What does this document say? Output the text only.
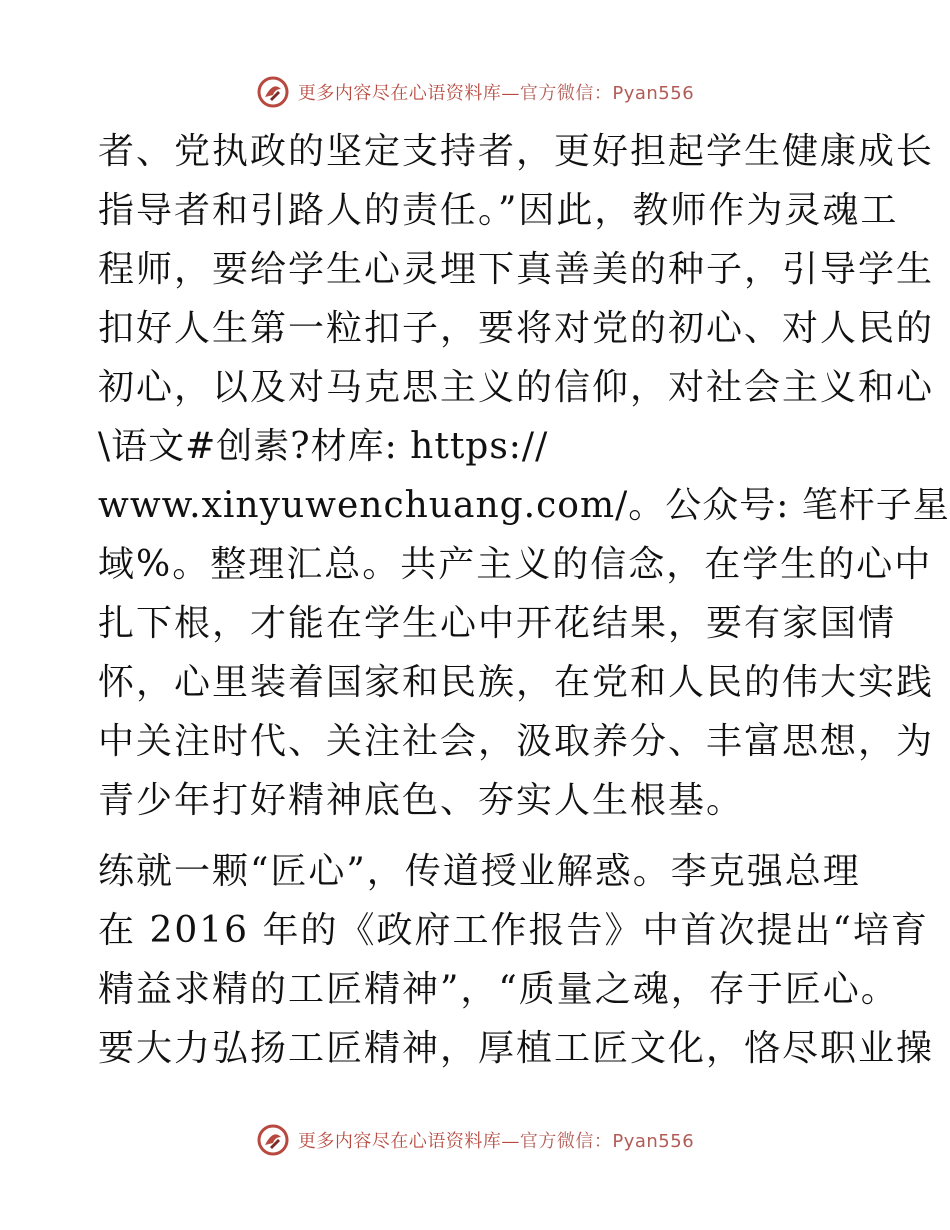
更多内容尽在心语资料库—官方微信：Pyan556
者、党执政的坚定支持者，更好担起学生健康成长
指导者和引路人的责任。”因此，教师作为灵魂工
程师，要给学生心灵埋下真善美的种子，引导学生
扣好人生第一粒扣子，要将对党的初心、对人民的
初心，以及对马克思主义的信仰，对社会主义和心
\语文#创素?材库: https://
www.xinyuwenchuang.com/。公众号: 笔杆子星
域%。整理汇总。共产主义的信念，在学生的心中
扎下根，才能在学生心中开花结果，要有家国情
怀，心里装着国家和民族，在党和人民的伟大实践
中关注时代、关注社会，汲取养分、丰富思想，为
青少年打好精神底色、夯实人生根基。
练就一颗“匠心”，传道授业解惑。李克强总理
在 2016 年的《政府工作报告》中首次提出“培育
精益求精的工匠精神”，“质量之魂，存于匠心。
要大力弘扬工匠精神，厚植工匠文化，恪尽职业操
更多内容尽在心语资料库—官方微信：Pyan556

» **What the task asks**: Your copy should match the records word for word, with the pictures removed.

» **Worked answer**:
What does this document say? Output the text only.
更多内容尽在心语资料库—官方微信：Pyan556
者、党执政的坚定支持者，更好担起学生健康成长
指导者和引路人的责任。”因此，教师作为灵魂工
程师，要给学生心灵埋下真善美的种子，引导学生
扣好人生第一粒扣子，要将对党的初心、对人民的
初心，以及对马克思主义的信仰，对社会主义和心
\语文#创素?材库: https://
www.xinyuwenchuang.com/。公众号: 笔杆子星
域%。整理汇总。共产主义的信念，在学生的心中
扎下根，才能在学生心中开花结果，要有家国情
怀，心里装着国家和民族，在党和人民的伟大实践
中关注时代、关注社会，汲取养分、丰富思想，为
青少年打好精神底色、夯实人生根基。
练就一颗“匠心”，传道授业解惑。李克强总理
在 2016 年的《政府工作报告》中首次提出“培育
精益求精的工匠精神”，“质量之魂，存于匠心。
要大力弘扬工匠精神，厚植工匠文化，恪尽职业操
更多内容尽在心语资料库—官方微信：Pyan556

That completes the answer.